#### WHAT YOU HAVE TO DO
Scan the material and copy every line in which "desc" appears.
* Start INPUT FOR THIS TASK *
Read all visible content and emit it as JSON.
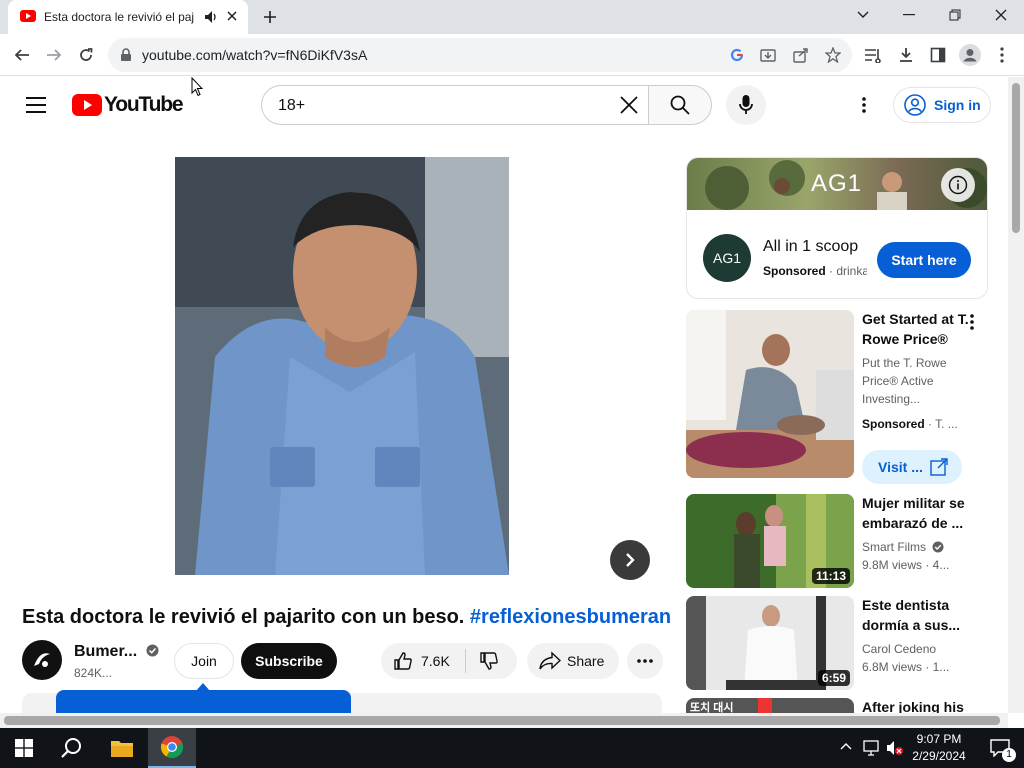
{
  "browser": {
    "tab_title": "Esta doctora le revivió el paj",
    "url": "youtube.com/watch?v=fN6DiKfV3sA"
  },
  "header": {
    "logo_text": "YouTube",
    "search_value": "18+",
    "signin_label": "Sign in"
  },
  "video": {
    "title_main": "Esta doctora le revivió el pajarito con un beso.",
    "title_hashtag": "#reflexionesbumeran",
    "channel_name": "Bumer...",
    "subscribers": "824K...",
    "join_label": "Join",
    "subscribe_label": "Subscribe",
    "likes": "7.6K",
    "share_label": "Share"
  },
  "sidebar": {
    "ad": {
      "banner_logo": "AG1",
      "logo_text": "AG1",
      "headline": "All in 1 scoop",
      "sponsored": "Sponsored",
      "domain": "· drinka",
      "cta": "Start here"
    },
    "ad2": {
      "title": "Get Started at T. Rowe Price®",
      "desc": "Put the T. Rowe Price® Active Investing...",
      "sponsored": "Sponsored",
      "domain": "· T. ...",
      "visit_label": "Visit ..."
    },
    "items": [
      {
        "title": "Mujer militar se embarazó de ...",
        "channel": "Smart Films",
        "meta": "9.8M views · 4...",
        "duration": "11:13"
      },
      {
        "title": "Este dentista dormía a sus...",
        "channel": "Carol Cedeno",
        "meta": "6.8M views · 1...",
        "duration": "6:59"
      },
      {
        "title": "After joking his",
        "thumb_text": "또치 대시"
      }
    ]
  },
  "taskbar": {
    "time": "9:07 PM",
    "date": "2/29/2024",
    "notification_count": "1"
  },
  "colors": {
    "yt_red": "#ff0000",
    "link_blue": "#065fd4",
    "taskbar": "#101418"
  }
}
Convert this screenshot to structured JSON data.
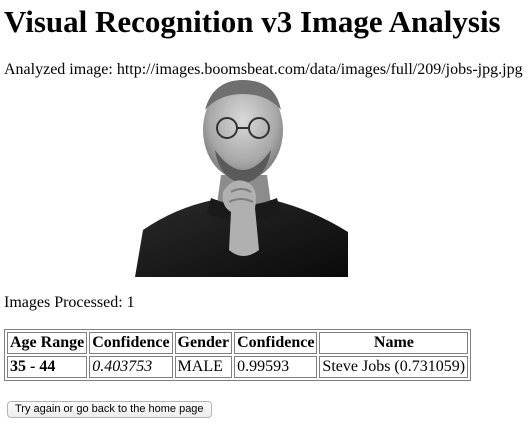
{
  "page": {
    "title": "Visual Recognition v3 Image Analysis",
    "analyzed_label": "Analyzed image: ",
    "analyzed_url": "http://images.boomsbeat.com/data/images/full/209/jobs-jpg.jpg",
    "processed_label": "Images Processed: ",
    "processed_count": "1"
  },
  "results": {
    "headers": [
      "Age Range",
      "Confidence",
      "Gender",
      "Confidence",
      "Name"
    ],
    "row": {
      "age_range": "35 - 44",
      "age_confidence": "0.403753",
      "gender": "MALE",
      "gender_confidence": "0.99593",
      "name": "Steve Jobs (0.731059)"
    }
  },
  "actions": {
    "home_button": "Try again or go back to the home page"
  },
  "colors": {
    "background": "#ffffff",
    "text": "#000000",
    "table_border": "#808080"
  }
}
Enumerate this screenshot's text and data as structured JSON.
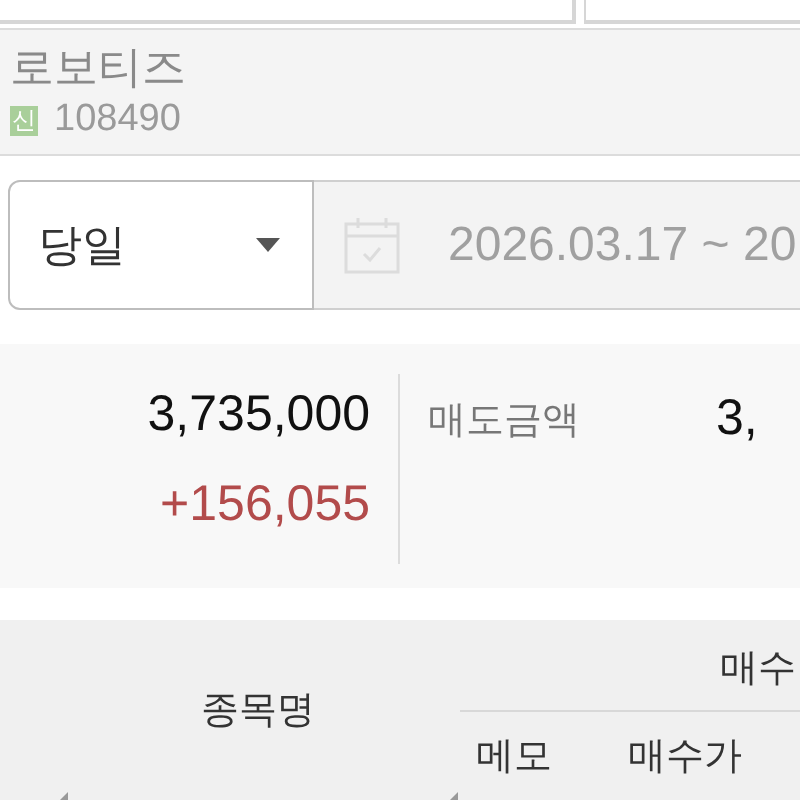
{
  "stock": {
    "name": "로보티즈",
    "badge": "신",
    "code": "108490"
  },
  "period": {
    "value": "당일",
    "date_range": "2026.03.17 ~ 20"
  },
  "summary": {
    "amount": "3,735,000",
    "change": "+156,055",
    "sell_label": "매도금액",
    "sell_amount": "3,"
  },
  "table": {
    "columns": [
      {
        "label": "종목명"
      },
      {
        "label": "매수",
        "children": [
          {
            "label": "메모"
          },
          {
            "label": "매수가"
          }
        ]
      }
    ]
  }
}
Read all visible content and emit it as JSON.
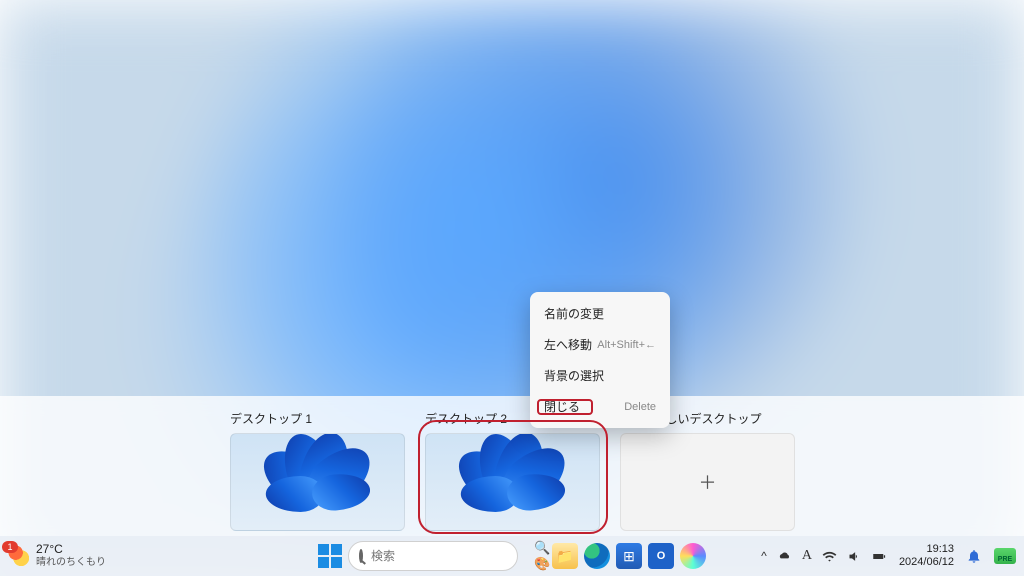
{
  "taskview": {
    "desktops": [
      {
        "label": "デスクトップ 1"
      },
      {
        "label": "デスクトップ 2"
      }
    ],
    "new_desktop_label": "新しいデスクトップ"
  },
  "context_menu": {
    "rename": "名前の変更",
    "move_left": "左へ移動",
    "move_left_shortcut": "Alt+Shift+←",
    "choose_background": "背景の選択",
    "close": "閉じる",
    "close_shortcut": "Delete"
  },
  "taskbar": {
    "weather": {
      "badge": "1",
      "temp": "27°C",
      "desc": "晴れのちくもり"
    },
    "search_placeholder": "検索",
    "ime": "A",
    "time": "19:13",
    "date": "2024/06/12",
    "pre_badge": "PRE",
    "chevron": "^"
  }
}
* End INPUT FOR THIS TASK *
#### FINISHED ANSWER
      "desc": "Put the T. Rowe Price® Active Investing...",
      "desc": "晴れのちくもり"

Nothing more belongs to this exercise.